**The problem**
Rewrite everything in the XMPP client discussion from "Conversations is paid" down to "bleeding edge clients?", swapping "Conversations" for "Quicksy".

**Extract**
What is an actual popular client that uses xmpp

[–] [email protected] 2 points 1 year ago

On Android and IOS, i like Snikket.

On desktop, Gajim

[–] [email protected] 1 points 1 year ago (1 children)

Conversations, Cheogram, Dino are the ones I've used.

[–] [email protected] 0 points 1 year ago (1 children)

Conversations is paid and has like 100k downloads, and it looks like it's from Android kitkat. The other two don't even exist on the app store. Do you consider these to be popular? I'm looking for actual popular apps, just like I can say Element for Matrix.

[–] [email protected] 1 points 1 year ago* (last edited 1 year ago) (1 children)

Wat. Conversations is on F-Droid… and it’s the basis for Blabber, Cheogram, Monocles, etc. It’s the most influential XMPP application in the Android space.

[–] [email protected] 0 points 1 year ago (1 children)

Literally never heard of any of those, or see any community link to them. Is that really what XMPP considers their most bleeding edge clients?

[–] [email protected] 1 points 1 year ago

Then you need to meet more communities 😅

Also for the sake of chat, what’s something truly innovative since the heyday of AIM & IRC? There just isn’t many useful bells & whistles to be added in the last decade. The newer XEPs for stickers+message reactions have been out with some new clients picking them up, but these aren’t something fundamentally changing how folks speak.

[–] [email protected] 0 points 1 year ago (1 children)

Why does it call XMPP "Chat Standard"?

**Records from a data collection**
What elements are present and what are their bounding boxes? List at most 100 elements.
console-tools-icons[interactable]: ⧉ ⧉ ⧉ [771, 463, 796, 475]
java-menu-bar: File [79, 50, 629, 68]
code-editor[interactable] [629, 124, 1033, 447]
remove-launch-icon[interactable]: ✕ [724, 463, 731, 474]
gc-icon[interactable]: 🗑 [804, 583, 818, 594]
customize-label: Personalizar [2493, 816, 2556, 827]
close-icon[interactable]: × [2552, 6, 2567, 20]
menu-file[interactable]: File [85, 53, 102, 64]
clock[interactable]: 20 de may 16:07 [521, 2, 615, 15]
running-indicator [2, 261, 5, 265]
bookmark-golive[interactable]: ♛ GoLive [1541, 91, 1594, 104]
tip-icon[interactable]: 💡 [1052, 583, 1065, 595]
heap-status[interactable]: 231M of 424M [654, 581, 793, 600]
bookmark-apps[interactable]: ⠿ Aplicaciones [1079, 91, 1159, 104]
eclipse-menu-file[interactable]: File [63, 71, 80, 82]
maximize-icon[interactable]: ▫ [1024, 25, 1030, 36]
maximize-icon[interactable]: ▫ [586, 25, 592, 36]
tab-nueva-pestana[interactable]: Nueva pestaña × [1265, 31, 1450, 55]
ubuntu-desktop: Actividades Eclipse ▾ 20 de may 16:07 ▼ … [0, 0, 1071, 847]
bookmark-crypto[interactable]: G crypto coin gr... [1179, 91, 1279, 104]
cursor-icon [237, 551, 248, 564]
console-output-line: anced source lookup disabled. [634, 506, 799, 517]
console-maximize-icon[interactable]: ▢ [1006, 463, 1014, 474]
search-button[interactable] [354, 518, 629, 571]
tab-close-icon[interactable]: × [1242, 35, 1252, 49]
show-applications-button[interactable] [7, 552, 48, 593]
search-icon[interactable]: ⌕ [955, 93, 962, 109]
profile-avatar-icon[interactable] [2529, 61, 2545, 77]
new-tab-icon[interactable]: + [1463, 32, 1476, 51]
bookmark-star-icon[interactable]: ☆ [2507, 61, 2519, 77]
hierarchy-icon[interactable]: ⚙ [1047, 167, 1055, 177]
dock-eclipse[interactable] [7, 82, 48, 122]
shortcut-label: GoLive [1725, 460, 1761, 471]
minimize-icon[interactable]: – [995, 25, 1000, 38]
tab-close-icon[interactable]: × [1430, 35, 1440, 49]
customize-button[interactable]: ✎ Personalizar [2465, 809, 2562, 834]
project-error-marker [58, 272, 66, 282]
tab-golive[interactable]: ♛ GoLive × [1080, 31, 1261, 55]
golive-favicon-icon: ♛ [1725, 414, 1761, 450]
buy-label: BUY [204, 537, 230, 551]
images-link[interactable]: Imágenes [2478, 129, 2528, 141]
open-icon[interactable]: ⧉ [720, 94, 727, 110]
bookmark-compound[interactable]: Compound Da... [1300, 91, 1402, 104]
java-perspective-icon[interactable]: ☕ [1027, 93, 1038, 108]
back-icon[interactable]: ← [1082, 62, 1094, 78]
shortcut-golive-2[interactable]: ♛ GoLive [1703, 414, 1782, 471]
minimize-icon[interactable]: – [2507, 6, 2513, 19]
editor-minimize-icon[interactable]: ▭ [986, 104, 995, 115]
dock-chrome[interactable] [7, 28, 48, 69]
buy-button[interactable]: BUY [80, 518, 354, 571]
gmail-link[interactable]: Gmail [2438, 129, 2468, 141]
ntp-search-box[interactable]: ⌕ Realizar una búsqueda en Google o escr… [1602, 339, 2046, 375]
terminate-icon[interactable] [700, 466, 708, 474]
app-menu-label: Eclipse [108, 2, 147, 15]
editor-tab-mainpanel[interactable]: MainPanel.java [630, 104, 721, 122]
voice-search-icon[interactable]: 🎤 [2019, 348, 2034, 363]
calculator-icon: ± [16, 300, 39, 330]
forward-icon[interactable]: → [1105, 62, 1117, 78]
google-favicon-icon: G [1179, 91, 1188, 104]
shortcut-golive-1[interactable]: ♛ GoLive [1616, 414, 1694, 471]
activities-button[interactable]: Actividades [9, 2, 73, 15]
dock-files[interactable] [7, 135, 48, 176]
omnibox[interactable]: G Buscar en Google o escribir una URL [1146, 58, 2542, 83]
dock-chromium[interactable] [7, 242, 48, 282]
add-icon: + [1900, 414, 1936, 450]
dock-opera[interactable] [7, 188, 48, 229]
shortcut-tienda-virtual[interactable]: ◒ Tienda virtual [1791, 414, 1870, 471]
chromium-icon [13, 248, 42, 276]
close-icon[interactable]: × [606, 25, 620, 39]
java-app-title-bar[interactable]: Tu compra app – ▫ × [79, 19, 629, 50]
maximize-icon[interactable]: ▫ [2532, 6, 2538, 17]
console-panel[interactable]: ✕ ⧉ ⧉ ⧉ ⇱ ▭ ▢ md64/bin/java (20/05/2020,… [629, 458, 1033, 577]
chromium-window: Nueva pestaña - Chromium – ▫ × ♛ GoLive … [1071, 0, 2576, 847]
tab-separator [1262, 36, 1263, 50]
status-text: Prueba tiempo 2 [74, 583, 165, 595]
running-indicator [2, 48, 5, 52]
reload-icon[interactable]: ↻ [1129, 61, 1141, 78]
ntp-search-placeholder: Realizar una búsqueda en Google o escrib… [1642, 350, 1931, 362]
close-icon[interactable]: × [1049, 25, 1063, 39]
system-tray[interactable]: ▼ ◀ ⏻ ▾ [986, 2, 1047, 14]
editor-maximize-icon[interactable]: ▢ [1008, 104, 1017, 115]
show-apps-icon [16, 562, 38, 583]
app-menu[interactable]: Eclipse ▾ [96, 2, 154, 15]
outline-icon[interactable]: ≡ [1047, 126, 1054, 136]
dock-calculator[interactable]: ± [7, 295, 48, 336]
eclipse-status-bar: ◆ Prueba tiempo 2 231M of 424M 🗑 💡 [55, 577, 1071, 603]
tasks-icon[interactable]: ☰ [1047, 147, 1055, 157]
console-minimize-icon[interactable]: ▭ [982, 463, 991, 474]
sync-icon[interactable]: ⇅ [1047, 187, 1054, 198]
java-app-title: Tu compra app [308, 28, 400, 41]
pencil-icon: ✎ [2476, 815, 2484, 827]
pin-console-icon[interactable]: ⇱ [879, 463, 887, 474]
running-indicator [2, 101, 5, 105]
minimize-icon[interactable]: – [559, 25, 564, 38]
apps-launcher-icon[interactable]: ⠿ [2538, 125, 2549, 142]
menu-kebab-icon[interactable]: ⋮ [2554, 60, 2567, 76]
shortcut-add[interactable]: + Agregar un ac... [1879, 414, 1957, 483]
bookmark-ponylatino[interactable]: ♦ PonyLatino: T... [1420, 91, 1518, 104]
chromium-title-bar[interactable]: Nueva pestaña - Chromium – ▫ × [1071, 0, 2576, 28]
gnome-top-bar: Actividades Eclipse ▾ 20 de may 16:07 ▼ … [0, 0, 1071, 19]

**Written solution**
Quicksy is paid and has like 100k downloads, and it looks like it's from Android kitkat. The other two don't even exist on the app store. Do you consider these to be popular? I'm looking for actual popular apps, just like I can say Element for Matrix.

[–] [email protected] 1 points 1 year ago* (last edited 1 year ago) (1 children)

Wat. Quicksy is on F-Droid… and it’s the basis for Blabber, Cheogram, Monocles, etc. It’s the most influential XMPP application in the Android space.

[–] [email protected] 0 points 1 year ago (1 children)

Literally never heard of any of those, or see any community link to them. Is that really what XMPP considers their most bleeding edge clients?